[Excerpt from a dataset]
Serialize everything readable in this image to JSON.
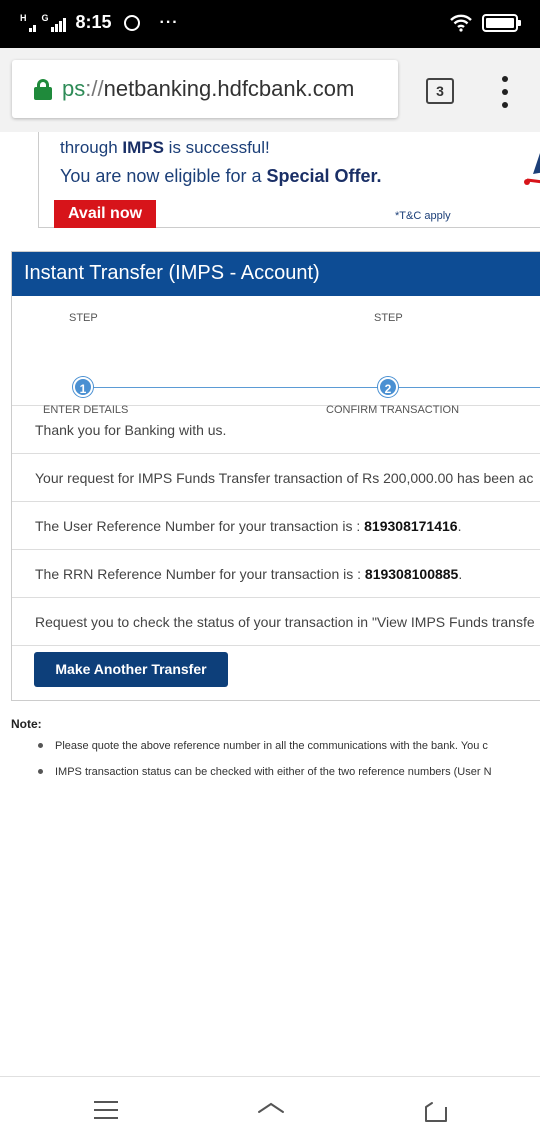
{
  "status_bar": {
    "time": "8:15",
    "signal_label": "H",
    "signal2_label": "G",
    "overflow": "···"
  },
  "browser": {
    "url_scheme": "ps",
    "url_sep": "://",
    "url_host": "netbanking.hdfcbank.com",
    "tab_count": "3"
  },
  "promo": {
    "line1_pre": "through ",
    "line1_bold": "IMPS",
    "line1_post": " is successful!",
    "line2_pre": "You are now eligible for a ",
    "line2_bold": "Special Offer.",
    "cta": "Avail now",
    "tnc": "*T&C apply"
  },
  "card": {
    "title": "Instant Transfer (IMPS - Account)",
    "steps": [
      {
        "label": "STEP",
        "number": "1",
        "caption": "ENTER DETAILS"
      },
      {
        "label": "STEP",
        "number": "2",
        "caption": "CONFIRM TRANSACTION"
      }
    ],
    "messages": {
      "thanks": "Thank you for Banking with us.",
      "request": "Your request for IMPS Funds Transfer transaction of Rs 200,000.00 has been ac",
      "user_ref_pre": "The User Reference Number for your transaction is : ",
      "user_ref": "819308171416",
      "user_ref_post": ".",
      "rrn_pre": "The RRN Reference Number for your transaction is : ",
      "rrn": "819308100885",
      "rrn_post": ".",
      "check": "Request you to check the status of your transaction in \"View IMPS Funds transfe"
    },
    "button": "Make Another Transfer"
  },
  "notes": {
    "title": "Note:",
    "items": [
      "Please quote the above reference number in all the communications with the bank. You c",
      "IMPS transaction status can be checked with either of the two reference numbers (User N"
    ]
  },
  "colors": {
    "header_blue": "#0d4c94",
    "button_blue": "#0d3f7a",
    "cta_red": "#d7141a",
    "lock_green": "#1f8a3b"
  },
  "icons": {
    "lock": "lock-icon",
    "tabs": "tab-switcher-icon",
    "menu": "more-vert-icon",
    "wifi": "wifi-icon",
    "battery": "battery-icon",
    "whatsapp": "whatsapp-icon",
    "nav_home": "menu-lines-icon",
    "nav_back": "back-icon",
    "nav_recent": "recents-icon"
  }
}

PROMPT: Leave out the pictures and copy everything else in the records word for word.

TASK RESPONSE:
Serialize everything readable in this image to JSON.
{
  "status_bar": {
    "time": "8:15",
    "signal_label": "H",
    "signal2_label": "G",
    "overflow": "···"
  },
  "browser": {
    "url_scheme": "ps",
    "url_sep": "://",
    "url_host": "netbanking.hdfcbank.com",
    "tab_count": "3"
  },
  "promo": {
    "line1_pre": "through ",
    "line1_bold": "IMPS",
    "line1_post": " is successful!",
    "line2_pre": "You are now eligible for a ",
    "line2_bold": "Special Offer.",
    "cta": "Avail now",
    "tnc": "*T&C apply"
  },
  "card": {
    "title": "Instant Transfer (IMPS - Account)",
    "steps": [
      {
        "label": "STEP",
        "number": "1",
        "caption": "ENTER DETAILS"
      },
      {
        "label": "STEP",
        "number": "2",
        "caption": "CONFIRM TRANSACTION"
      }
    ],
    "messages": {
      "thanks": "Thank you for Banking with us.",
      "request": "Your request for IMPS Funds Transfer transaction of Rs 200,000.00 has been ac",
      "user_ref_pre": "The User Reference Number for your transaction is : ",
      "user_ref": "819308171416",
      "user_ref_post": ".",
      "rrn_pre": "The RRN Reference Number for your transaction is : ",
      "rrn": "819308100885",
      "rrn_post": ".",
      "check": "Request you to check the status of your transaction in \"View IMPS Funds transfe"
    },
    "button": "Make Another Transfer"
  },
  "notes": {
    "title": "Note:",
    "items": [
      "Please quote the above reference number in all the communications with the bank. You c",
      "IMPS transaction status can be checked with either of the two reference numbers (User N"
    ]
  },
  "colors": {
    "header_blue": "#0d4c94",
    "button_blue": "#0d3f7a",
    "cta_red": "#d7141a",
    "lock_green": "#1f8a3b"
  },
  "icons": {
    "lock": "lock-icon",
    "tabs": "tab-switcher-icon",
    "menu": "more-vert-icon",
    "wifi": "wifi-icon",
    "battery": "battery-icon",
    "whatsapp": "whatsapp-icon",
    "nav_home": "menu-lines-icon",
    "nav_back": "back-icon",
    "nav_recent": "recents-icon"
  }
}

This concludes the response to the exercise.